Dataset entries
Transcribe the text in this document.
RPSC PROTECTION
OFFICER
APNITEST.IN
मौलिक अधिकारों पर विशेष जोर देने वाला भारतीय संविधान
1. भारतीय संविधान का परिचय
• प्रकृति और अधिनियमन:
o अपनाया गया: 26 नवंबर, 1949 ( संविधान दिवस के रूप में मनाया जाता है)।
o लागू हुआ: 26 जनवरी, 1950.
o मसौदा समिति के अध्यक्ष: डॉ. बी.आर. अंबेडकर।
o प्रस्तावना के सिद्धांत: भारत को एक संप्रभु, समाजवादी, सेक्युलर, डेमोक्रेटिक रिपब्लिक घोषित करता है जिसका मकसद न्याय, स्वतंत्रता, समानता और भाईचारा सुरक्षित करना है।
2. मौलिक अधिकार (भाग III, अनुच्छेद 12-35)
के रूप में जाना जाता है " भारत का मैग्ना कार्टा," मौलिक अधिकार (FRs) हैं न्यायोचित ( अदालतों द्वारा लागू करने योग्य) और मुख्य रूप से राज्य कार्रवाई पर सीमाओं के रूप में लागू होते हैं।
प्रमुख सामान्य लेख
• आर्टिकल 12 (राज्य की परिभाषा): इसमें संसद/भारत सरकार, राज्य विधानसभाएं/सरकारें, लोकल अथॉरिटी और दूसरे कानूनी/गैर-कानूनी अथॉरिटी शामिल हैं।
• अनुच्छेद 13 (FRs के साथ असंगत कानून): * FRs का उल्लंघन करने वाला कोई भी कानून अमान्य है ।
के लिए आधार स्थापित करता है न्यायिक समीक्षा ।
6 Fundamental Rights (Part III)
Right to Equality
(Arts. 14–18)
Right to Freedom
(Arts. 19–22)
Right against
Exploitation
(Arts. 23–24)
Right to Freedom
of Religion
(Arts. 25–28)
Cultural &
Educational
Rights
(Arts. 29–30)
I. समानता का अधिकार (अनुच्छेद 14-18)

#### Set problem:
Give back all the data exactly as written.

#### The result:
Transcribe the text in this document.
RPSC PROTECTION
OFFICER
APNITEST.IN
मौलिक अधिकारों पर विशेष जोर देने वाला भारतीय संविधान
1. भारतीय संविधान का परिचय
• प्रकृति और अधिनियमन:
o अपनाया गया: 26 नवंबर, 1949 ( संविधान दिवस के रूप में मनाया जाता है)।
o लागू हुआ: 26 जनवरी, 1950.
o मसौदा समिति के अध्यक्ष: डॉ. बी.आर. अंबेडकर।
o प्रस्तावना के सिद्धांत: भारत को एक संप्रभु, समाजवादी, सेक्युलर, डेमोक्रेटिक रिपब्लिक घोषित करता है जिसका मकसद न्याय, स्वतंत्रता, समानता और भाईचारा सुरक्षित करना है।
2. मौलिक अधिकार (भाग III, अनुच्छेद 12-35)
के रूप में जाना जाता है " भारत का मैग्ना कार्टा," मौलिक अधिकार (FRs) हैं न्यायोचित ( अदालतों द्वारा लागू करने योग्य) और मुख्य रूप से राज्य कार्रवाई पर सीमाओं के रूप में लागू होते हैं।
प्रमुख सामान्य लेख
• आर्टिकल 12 (राज्य की परिभाषा): इसमें संसद/भारत सरकार, राज्य विधानसभाएं/सरकारें, लोकल अथॉरिटी और दूसरे कानूनी/गैर-कानूनी अथॉरिटी शामिल हैं।
• अनुच्छेद 13 (FRs के साथ असंगत कानून): * FRs का उल्लंघन करने वाला कोई भी कानून अमान्य है ।
के लिए आधार स्थापित करता है न्यायिक समीक्षा ।
6 Fundamental Rights (Part III)
Right to Equality
(Arts. 14–18)
Right to Freedom
(Arts. 19–22)
Right against
Exploitation
(Arts. 23–24)
Right to Freedom
of Religion
(Arts. 25–28)
Cultural &
Educational
Rights
(Arts. 29–30)
I. समानता का अधिकार (अनुच्छेद 14-18)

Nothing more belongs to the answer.